▸ **GOAL**
Can you write out the whole listing exactly?

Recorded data
---------------

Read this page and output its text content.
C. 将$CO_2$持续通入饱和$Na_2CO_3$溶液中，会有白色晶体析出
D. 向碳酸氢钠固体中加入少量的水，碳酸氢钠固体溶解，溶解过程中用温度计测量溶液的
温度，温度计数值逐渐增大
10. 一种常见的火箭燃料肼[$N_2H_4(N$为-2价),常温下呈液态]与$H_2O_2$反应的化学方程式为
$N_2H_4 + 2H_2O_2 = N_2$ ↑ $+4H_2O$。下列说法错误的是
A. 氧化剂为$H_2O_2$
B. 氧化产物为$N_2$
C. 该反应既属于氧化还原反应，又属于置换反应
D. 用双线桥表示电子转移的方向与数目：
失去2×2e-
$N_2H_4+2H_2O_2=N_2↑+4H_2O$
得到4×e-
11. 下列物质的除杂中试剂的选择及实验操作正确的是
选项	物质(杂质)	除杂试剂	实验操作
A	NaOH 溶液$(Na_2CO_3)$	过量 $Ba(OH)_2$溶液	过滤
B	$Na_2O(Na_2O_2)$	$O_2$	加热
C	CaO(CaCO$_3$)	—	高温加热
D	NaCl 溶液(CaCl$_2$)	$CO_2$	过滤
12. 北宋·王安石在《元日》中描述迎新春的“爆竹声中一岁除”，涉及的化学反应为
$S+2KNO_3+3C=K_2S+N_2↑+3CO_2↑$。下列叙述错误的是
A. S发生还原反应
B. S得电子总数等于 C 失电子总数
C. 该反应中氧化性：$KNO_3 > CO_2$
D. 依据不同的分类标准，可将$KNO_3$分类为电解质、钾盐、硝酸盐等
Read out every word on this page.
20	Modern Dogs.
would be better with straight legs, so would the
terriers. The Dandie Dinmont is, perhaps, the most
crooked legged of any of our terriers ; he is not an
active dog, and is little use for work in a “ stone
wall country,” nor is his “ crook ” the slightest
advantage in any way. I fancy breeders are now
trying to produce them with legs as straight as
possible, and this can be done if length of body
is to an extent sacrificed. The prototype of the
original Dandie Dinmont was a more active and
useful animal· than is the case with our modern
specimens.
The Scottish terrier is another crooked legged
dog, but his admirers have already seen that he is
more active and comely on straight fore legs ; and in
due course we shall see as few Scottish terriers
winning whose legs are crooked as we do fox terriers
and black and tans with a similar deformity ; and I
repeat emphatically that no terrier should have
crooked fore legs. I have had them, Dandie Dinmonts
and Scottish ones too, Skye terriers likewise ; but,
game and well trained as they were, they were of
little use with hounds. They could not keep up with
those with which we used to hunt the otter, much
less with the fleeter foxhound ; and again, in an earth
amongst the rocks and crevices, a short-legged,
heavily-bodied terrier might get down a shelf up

---------------

▸ **TASK ANSWER**
Read this page and output its text content.
C. 将$CO_2$持续通入饱和$Na_2CO_3$溶液中，会有白色晶体析出
D. 向碳酸氢钠固体中加入少量的水，碳酸氢钠固体溶解，溶解过程中用温度计测量溶液的
温度，温度计数值逐渐增大
10. 一种常见的火箭燃料肼[$N_2H_4(N$为-2价),常温下呈液态]与$H_2O_2$反应的化学方程式为
$N_2H_4 + 2H_2O_2 = N_2$ ↑ $+4H_2O$。下列说法错误的是
A. 氧化剂为$H_2O_2$
B. 氧化产物为$N_2$
C. 该反应既属于氧化还原反应，又属于置换反应
D. 用双线桥表示电子转移的方向与数目：
失去2×2e-
$N_2H_4+2H_2O_2=N_2↑+4H_2O$
得到4×e-
11. 下列物质的除杂中试剂的选择及实验操作正确的是
选项	物质(杂质)	除杂试剂	实验操作
A	NaOH 溶液$(Na_2CO_3)$	过量 $Ba(OH)_2$溶液	过滤
B	$Na_2O(Na_2O_2)$	$O_2$	加热
C	CaO(CaCO$_3$)	—	高温加热
D	NaCl 溶液(CaCl$_2$)	$CO_2$	过滤
12. 北宋·王安石在《元日》中描述迎新春的“爆竹声中一岁除”，涉及的化学反应为
$S+2KNO_3+3C=K_2S+N_2↑+3CO_2↑$。下列叙述错误的是
A. S发生还原反应
B. S得电子总数等于 C 失电子总数
C. 该反应中氧化性：$KNO_3 > CO_2$
D. 依据不同的分类标准，可将$KNO_3$分类为电解质、钾盐、硝酸盐等
Read out every word on this page.
20	Modern Dogs.
would be better with straight legs, so would the
terriers. The Dandie Dinmont is, perhaps, the most
crooked legged of any of our terriers ; he is not an
active dog, and is little use for work in a “ stone
wall country,” nor is his “ crook ” the slightest
advantage in any way. I fancy breeders are now
trying to produce them with legs as straight as
possible, and this can be done if length of body
is to an extent sacrificed. The prototype of the
original Dandie Dinmont was a more active and
useful animal· than is the case with our modern
specimens.
The Scottish terrier is another crooked legged
dog, but his admirers have already seen that he is
more active and comely on straight fore legs ; and in
due course we shall see as few Scottish terriers
winning whose legs are crooked as we do fox terriers
and black and tans with a similar deformity ; and I
repeat emphatically that no terrier should have
crooked fore legs. I have had them, Dandie Dinmonts
and Scottish ones too, Skye terriers likewise ; but,
game and well trained as they were, they were of
little use with hounds. They could not keep up with
those with which we used to hunt the otter, much
less with the fleeter foxhound ; and again, in an earth
amongst the rocks and crevices, a short-legged,
heavily-bodied terrier might get down a shelf up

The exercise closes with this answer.